* QUOTED TEXT *
The producer performance of pulsar-client v3.5.0 is much lower than that of v2.10.2 #229

Jayer23 · 2024-10-18T11:19:46Z

When using pulsar-client v3.5.0 and pulsar-client v2.10.2 to send the same batch of data (about 100MB), 3.5.0 takes about 3.5 times longer than 2.10.2.

Core Code

async def consume_pulsar(q: asyncio.Queue, url: str, size: int):
    try:
        cli, pro = None, None
        for info in pulsar_infos:
            cli = pulsar.Client(
                io_threads=4,
                service_url=info.service_url)

            pro = cli.create_producer(
                info.topic,
                schema=pulsar.schema.StringSchema(),
                compression_type=pulsar.CompressionType.LZ4,
                batching_enabled=True,
                batching_max_allowed_size_in_bytes=1048576,
                max_pending_messages=10000,
                max_pending_messages_across_partitions=50000,
                batching_max_publish_delay_ms=10,
                block_if_queue_full=True
            )

* GIVEN ENTRIES *
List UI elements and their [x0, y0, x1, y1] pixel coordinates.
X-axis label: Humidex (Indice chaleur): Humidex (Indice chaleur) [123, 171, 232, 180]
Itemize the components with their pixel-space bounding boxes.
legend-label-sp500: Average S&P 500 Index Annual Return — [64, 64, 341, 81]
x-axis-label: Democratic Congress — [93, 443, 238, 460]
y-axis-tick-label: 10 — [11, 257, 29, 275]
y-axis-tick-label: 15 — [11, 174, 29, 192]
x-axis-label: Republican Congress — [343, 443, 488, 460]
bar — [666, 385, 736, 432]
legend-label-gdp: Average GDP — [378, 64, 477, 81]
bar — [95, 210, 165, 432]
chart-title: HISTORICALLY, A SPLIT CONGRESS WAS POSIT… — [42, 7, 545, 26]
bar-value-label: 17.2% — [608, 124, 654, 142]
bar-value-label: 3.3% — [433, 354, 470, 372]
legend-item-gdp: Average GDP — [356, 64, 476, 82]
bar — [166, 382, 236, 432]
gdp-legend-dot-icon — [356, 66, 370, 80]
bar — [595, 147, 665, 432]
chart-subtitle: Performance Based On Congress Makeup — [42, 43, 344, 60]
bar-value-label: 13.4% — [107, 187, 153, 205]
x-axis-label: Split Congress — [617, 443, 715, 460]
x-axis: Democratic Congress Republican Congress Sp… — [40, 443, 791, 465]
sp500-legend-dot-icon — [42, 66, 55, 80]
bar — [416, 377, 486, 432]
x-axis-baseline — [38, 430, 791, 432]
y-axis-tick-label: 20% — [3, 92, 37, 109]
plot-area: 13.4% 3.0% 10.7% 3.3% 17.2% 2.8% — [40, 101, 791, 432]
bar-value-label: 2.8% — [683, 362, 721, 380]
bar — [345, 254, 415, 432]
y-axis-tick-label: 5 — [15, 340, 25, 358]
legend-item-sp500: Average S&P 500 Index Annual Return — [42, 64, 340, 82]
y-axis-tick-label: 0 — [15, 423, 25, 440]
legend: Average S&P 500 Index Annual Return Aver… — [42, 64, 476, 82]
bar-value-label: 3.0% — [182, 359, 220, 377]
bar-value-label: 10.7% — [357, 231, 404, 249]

* WRITTEN TASKS *
a - According to the pulsar-client performance issue, how much longer does v3.5.0 take than v2.10.2 to send the same batch of data?
b - Please carry on the pulsar-client performance issue from the point where it stops.
You won't need the rows.

* EXERCISE RESULTS *
a - About 3.5 times longer.

b -
        while True:
            lines = await q.get()
            if lines is None:
                break

            for line in lines:
                pro.send_async(line, callback=send_callback)

        pro.flush()
        cli.close()

    except Exception:
        raise

3.5.0

2.10.2

The above is the running time statistics of the line_profiler tool. The main time consumption is pro.send_async(line, callback=send_callback), which accounts for more than 97%. The pulsar-client v3.5.0 takes about 127s, and the pulsar-client v2.10.2 version takes about 35.6s.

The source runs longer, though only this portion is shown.